* EXERCISE OBJECTIVE
Go through the records and extract every line with the word "Homemade".

* RECORDS SHOWN
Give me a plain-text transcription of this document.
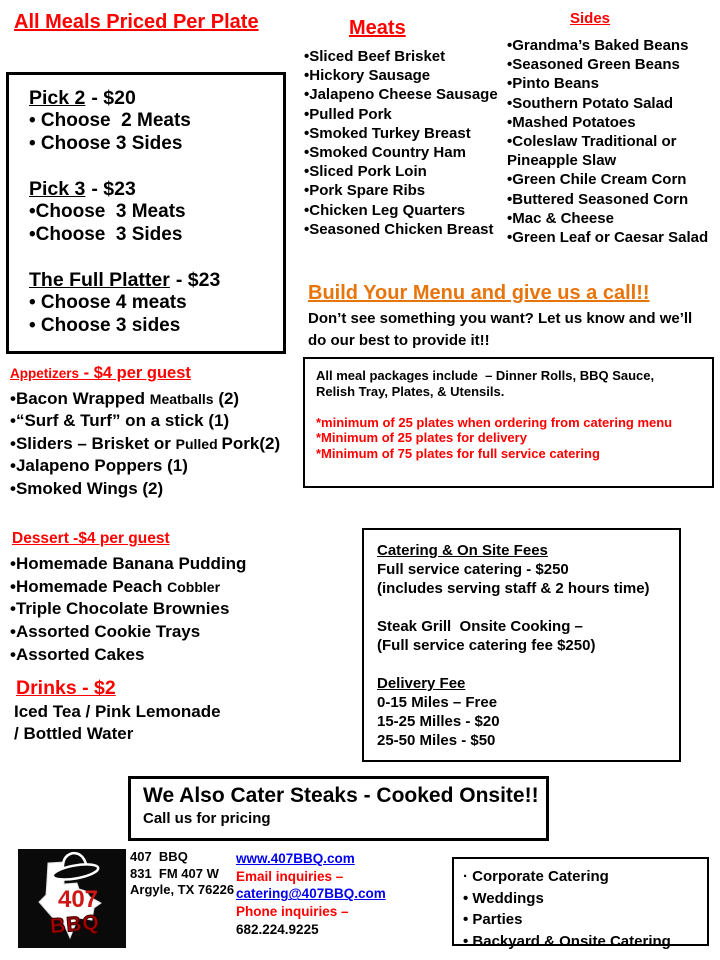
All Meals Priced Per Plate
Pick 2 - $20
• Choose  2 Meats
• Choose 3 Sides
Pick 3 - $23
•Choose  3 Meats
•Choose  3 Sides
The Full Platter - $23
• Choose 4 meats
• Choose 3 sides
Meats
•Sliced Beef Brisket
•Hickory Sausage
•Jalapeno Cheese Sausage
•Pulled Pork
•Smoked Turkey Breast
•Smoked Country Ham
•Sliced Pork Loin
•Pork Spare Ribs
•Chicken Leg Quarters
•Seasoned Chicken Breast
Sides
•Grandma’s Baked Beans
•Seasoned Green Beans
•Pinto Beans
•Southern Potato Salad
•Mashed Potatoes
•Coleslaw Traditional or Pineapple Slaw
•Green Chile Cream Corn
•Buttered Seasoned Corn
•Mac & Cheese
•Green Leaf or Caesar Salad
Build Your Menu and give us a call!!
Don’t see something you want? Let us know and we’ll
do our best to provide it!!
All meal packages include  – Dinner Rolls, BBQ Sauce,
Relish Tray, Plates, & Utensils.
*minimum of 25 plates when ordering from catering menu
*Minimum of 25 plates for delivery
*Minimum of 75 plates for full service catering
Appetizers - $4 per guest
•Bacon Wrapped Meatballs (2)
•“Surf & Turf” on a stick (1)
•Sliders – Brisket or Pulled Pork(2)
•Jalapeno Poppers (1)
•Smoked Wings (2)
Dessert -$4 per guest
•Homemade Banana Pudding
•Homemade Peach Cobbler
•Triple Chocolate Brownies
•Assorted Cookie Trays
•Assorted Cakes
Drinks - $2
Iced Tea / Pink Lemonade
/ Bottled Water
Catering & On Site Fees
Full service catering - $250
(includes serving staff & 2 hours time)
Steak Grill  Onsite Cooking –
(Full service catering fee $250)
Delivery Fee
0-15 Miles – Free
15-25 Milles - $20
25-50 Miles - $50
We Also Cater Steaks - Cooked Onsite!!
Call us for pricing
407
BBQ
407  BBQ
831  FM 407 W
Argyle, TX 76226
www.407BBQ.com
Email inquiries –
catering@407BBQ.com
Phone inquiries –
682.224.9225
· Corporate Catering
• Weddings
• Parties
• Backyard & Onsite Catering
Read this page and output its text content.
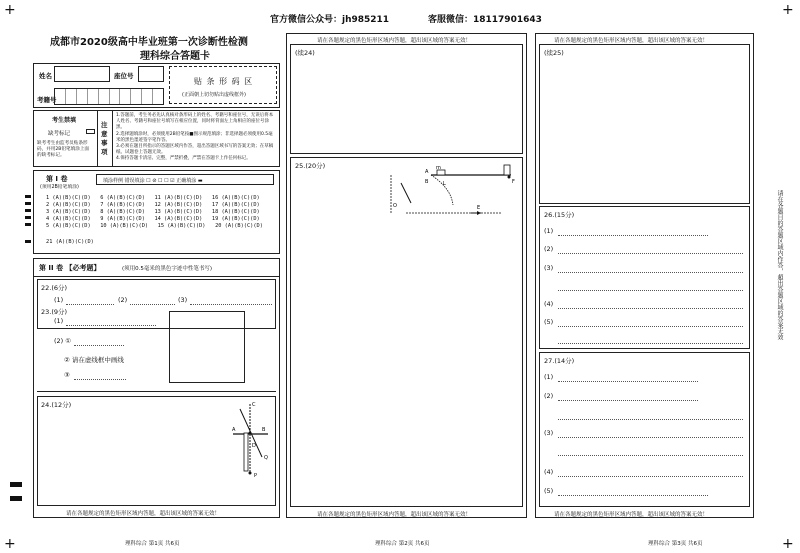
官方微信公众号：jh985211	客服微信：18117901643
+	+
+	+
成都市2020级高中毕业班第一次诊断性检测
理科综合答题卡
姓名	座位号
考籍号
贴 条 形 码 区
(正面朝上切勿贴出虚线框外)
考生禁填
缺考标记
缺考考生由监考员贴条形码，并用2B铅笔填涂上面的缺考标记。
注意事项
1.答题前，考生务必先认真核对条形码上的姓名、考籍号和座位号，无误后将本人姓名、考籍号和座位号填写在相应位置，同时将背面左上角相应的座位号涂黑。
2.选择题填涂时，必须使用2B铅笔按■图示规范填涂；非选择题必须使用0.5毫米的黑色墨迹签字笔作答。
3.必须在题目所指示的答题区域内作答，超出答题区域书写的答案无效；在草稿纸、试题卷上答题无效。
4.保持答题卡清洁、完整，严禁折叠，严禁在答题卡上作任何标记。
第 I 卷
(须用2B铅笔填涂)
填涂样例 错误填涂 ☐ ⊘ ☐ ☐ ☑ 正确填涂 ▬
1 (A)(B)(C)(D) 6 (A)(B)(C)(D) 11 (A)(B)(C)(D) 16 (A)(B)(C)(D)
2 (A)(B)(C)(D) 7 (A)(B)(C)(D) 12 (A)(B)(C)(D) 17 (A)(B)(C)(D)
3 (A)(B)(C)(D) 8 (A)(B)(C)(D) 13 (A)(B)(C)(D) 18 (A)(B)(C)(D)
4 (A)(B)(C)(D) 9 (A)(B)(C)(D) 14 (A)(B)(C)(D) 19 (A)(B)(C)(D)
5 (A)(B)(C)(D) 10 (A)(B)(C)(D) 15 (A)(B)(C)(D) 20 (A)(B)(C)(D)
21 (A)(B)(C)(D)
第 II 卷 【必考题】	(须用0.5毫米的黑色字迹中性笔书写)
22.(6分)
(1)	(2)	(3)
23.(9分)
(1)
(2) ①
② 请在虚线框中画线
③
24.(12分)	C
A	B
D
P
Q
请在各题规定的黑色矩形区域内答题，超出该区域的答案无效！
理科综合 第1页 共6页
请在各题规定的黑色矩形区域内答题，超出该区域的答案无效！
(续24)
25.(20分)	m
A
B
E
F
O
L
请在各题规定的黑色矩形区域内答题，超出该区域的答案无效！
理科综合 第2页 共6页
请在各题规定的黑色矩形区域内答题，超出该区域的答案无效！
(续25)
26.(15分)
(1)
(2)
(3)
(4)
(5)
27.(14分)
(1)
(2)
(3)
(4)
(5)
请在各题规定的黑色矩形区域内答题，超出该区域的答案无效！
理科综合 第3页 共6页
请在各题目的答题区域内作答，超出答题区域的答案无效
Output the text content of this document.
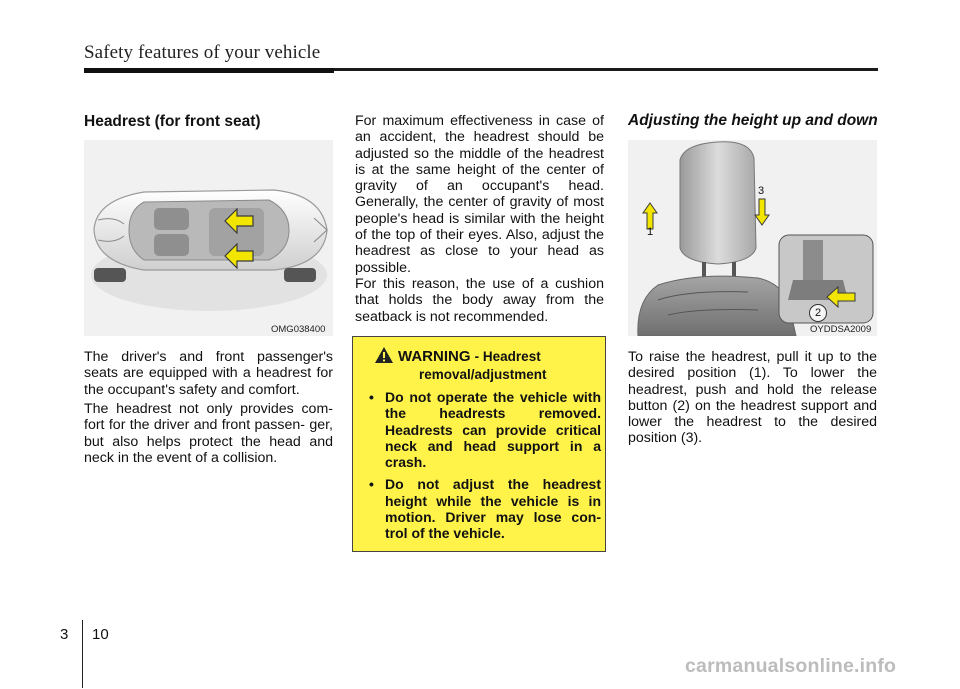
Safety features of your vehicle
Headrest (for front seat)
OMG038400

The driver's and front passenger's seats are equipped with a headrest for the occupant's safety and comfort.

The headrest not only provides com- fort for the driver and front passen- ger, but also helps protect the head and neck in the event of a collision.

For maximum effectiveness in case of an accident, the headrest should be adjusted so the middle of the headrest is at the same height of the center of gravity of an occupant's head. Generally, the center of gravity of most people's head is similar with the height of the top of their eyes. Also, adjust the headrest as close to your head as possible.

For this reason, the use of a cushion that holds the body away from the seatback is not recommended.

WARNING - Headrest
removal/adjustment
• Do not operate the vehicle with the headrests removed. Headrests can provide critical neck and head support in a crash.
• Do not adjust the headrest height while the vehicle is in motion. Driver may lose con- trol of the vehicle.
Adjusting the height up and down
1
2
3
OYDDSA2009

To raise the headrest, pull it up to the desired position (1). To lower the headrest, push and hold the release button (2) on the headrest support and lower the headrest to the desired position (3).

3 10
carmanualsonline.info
==
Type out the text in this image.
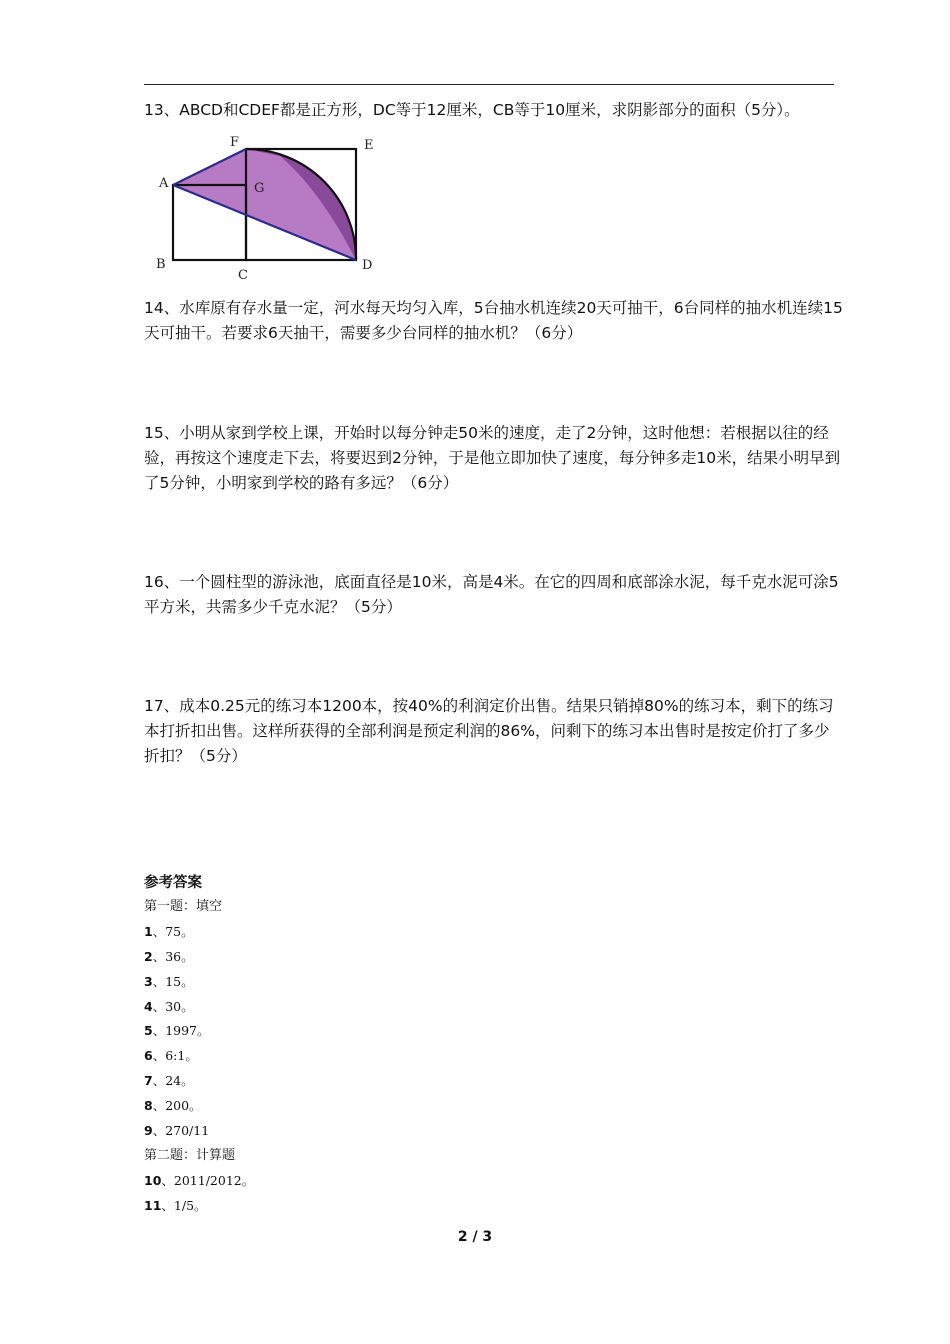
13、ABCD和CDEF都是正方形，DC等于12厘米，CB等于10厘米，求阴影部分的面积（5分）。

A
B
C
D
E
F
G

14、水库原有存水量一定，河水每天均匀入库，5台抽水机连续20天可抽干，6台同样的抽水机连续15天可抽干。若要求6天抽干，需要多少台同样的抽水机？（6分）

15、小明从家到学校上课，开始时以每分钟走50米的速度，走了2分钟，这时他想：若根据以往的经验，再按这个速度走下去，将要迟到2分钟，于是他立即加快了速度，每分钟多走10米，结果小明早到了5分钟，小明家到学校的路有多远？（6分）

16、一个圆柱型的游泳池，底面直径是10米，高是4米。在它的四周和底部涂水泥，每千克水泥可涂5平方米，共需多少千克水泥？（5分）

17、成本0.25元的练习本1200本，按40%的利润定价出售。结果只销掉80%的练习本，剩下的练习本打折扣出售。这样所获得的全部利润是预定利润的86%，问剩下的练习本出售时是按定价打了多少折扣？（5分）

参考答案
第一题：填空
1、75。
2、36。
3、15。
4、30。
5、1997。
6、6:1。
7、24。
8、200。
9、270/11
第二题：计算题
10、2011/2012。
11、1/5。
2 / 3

* CORRECT OUTPUT
•Homemade Banana Pudding
•Homemade Peach Cobbler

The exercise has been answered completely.